TEXTAUSZUG:
'''
Entscheidungsstichwort (Thema)

Verjährungshemmung für Opfer von Sexualdelikten

 

Leitsatz (amtlich)

Hatte ein Opfer von Sexualdelikten beim In-Kraft-Treten des Gesetzes zur Modernisierung des Schuldrechts das 18., aber noch nicht das 21. Lebensjahr vollendet, so wurde beginnend mit dem Stichtag (1.1.2002) die bis dahin laufende Verjährung der Schadensersatzansprüche bis zur Vollendung des 21. Lebensjahres gehemmt.

 

Normenkette

BGB § 208 S. 1 n.F.; EGBGB Art. 229 § 6 Abs. 1

 

Verfahrensgang

LG Münster (Beschluss vom 16.01.2006; Aktenzeichen 15 O 531/05)

 

Tenor

Der angefochtene Beschluss wird abgeändert.
'''
DATEN:
'''
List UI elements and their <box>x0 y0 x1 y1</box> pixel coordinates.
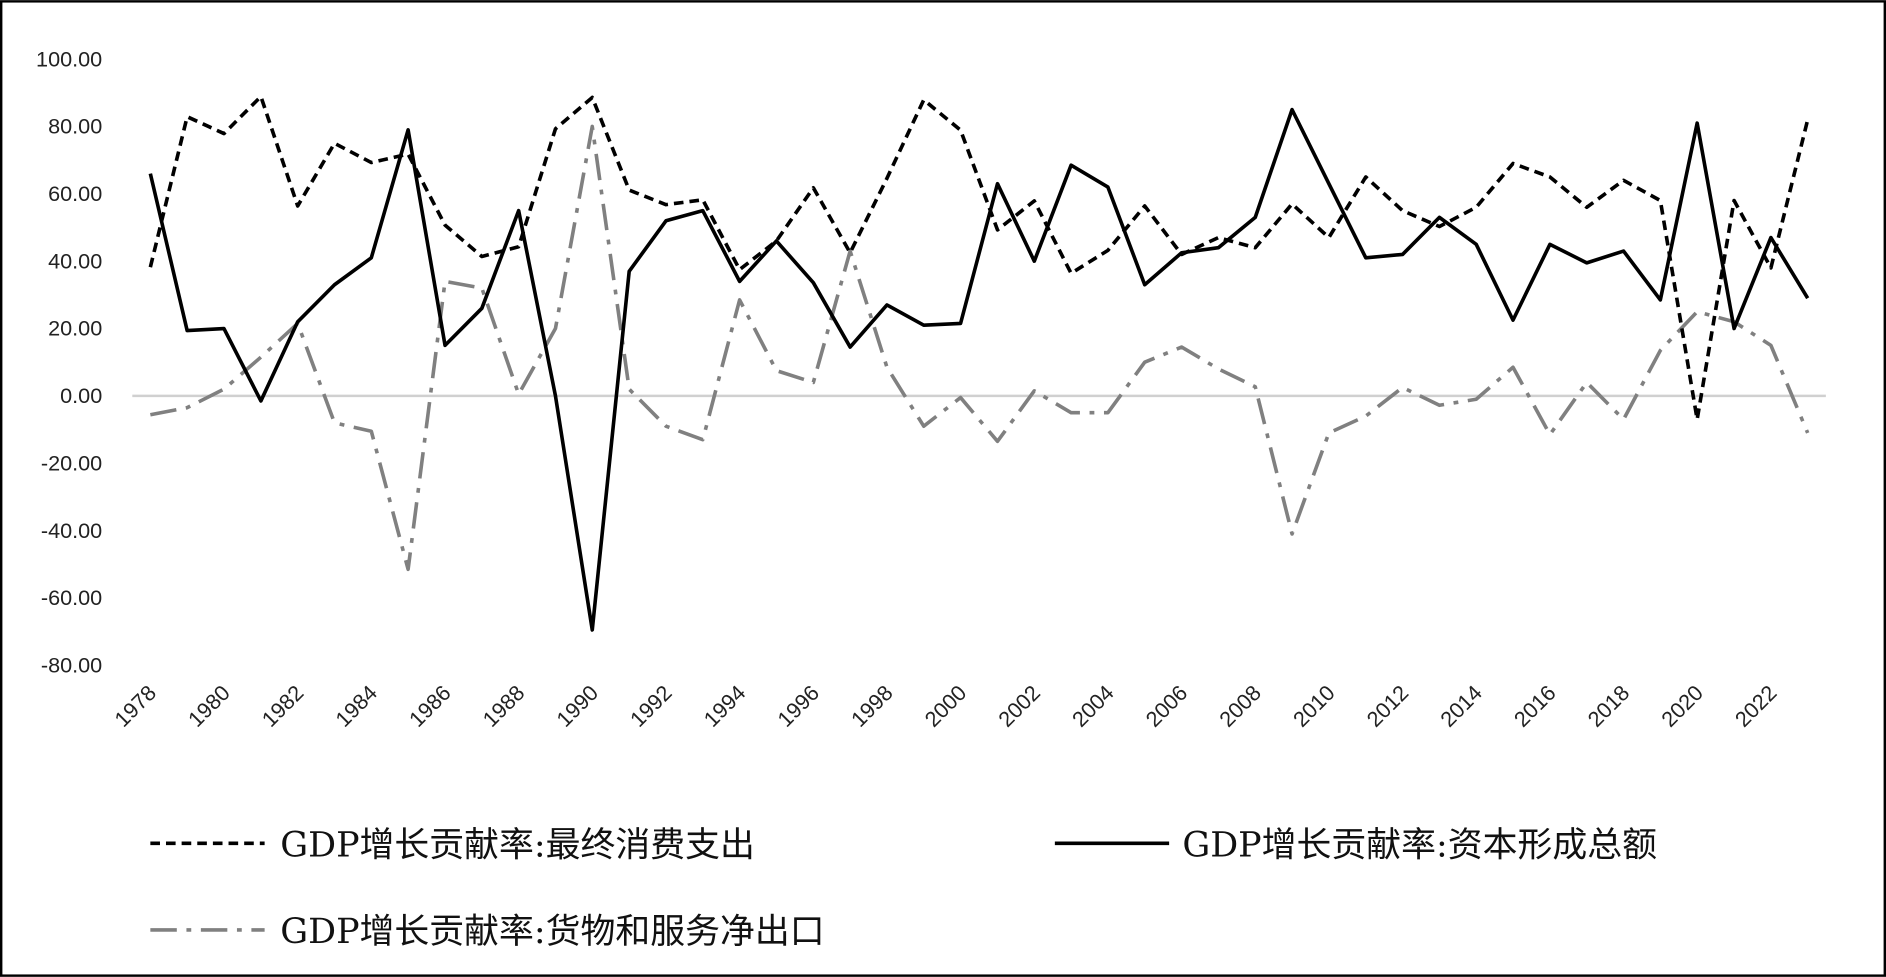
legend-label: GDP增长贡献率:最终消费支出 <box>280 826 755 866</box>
'''
AUFGABE:
Führen Sie den Textauszug über die Verjährungshemmung für Opfer von Sexualdelikten im Anschluss an seinen letzten Satz weiter.

LÖSUNG:
Der Klägerin wird Prozesskostenhilfe ohne Anordnung von Ratenzahlungen bewilligt.

Ihr wird Rechtsanwältin Grohmann in Münster beigeordnet.

Die Entscheidung ergeht gebührenfrei; außergerichtliche Kosten werden nicht erstattet.

 

Gründe

I. Die am 23.9.1982 geborene Klägerin wurde vom Beklagten - ihrem damaligen Stiefvater - in einem Zeitraum von mehreren Jahren, der sich bis Anfang Mai 1997 hinzog, in einer Vielzahl von Einzelfällen sexuell missbraucht. Das LG Münster (1 KLs - 53 Js 351/01 - 30/02) verurteilte den Beklagten deswegen am 18.3.2003 zu einer Gesamtfreiheitsstrafe von 7 Jahren. Die Entscheidung wurde durch Beschluss des BGH vom 7.1.2004 rechtskräftig. In dem Strafverfahren sah das Gericht von einer Entscheidung über den am 17.3.2003 gestellten Adhäsionsantrag der Klägerin ab.

Diese beantragte am 9.11.2005 Prozesskostenhilfe für eine Klage, mit der sie den Beklagten auf Zahlung eines angemessenen Schmerzensgeldes von mindestens 15.000 EUR in Anspruch nehmen will.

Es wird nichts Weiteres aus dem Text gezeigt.